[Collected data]

=-=-=

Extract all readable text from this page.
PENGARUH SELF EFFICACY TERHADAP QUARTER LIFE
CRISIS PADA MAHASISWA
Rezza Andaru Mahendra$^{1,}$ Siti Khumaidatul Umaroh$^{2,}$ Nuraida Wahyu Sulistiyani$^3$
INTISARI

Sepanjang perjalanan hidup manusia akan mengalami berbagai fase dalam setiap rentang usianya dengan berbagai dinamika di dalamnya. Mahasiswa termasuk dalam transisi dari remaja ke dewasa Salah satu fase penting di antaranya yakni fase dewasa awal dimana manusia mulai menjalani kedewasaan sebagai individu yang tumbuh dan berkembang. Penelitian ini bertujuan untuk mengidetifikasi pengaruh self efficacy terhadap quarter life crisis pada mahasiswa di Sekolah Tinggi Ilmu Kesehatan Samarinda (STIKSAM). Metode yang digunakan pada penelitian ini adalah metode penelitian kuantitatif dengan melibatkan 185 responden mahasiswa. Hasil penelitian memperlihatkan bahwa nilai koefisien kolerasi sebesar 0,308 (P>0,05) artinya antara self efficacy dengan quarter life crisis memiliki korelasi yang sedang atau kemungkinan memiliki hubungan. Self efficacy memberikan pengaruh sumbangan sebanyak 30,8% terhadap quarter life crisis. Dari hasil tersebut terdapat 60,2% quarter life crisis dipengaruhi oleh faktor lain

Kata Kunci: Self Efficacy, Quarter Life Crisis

=-=-=

SHORT PROBLEM = Every record shown above should be written out again exactly.

RIGHT ANSWER =
Extract all readable text from this page.
PENGARUH SELF EFFICACY TERHADAP QUARTER LIFE
CRISIS PADA MAHASISWA
Rezza Andaru Mahendra$^{1,}$ Siti Khumaidatul Umaroh$^{2,}$ Nuraida Wahyu Sulistiyani$^3$
INTISARI

Sepanjang perjalanan hidup manusia akan mengalami berbagai fase dalam setiap rentang usianya dengan berbagai dinamika di dalamnya. Mahasiswa termasuk dalam transisi dari remaja ke dewasa Salah satu fase penting di antaranya yakni fase dewasa awal dimana manusia mulai menjalani kedewasaan sebagai individu yang tumbuh dan berkembang. Penelitian ini bertujuan untuk mengidetifikasi pengaruh self efficacy terhadap quarter life crisis pada mahasiswa di Sekolah Tinggi Ilmu Kesehatan Samarinda (STIKSAM). Metode yang digunakan pada penelitian ini adalah metode penelitian kuantitatif dengan melibatkan 185 responden mahasiswa. Hasil penelitian memperlihatkan bahwa nilai koefisien kolerasi sebesar 0,308 (P>0,05) artinya antara self efficacy dengan quarter life crisis memiliki korelasi yang sedang atau kemungkinan memiliki hubungan. Self efficacy memberikan pengaruh sumbangan sebanyak 30,8% terhadap quarter life crisis. Dari hasil tersebut terdapat 60,2% quarter life crisis dipengaruhi oleh faktor lain

Kata Kunci: Self Efficacy, Quarter Life Crisis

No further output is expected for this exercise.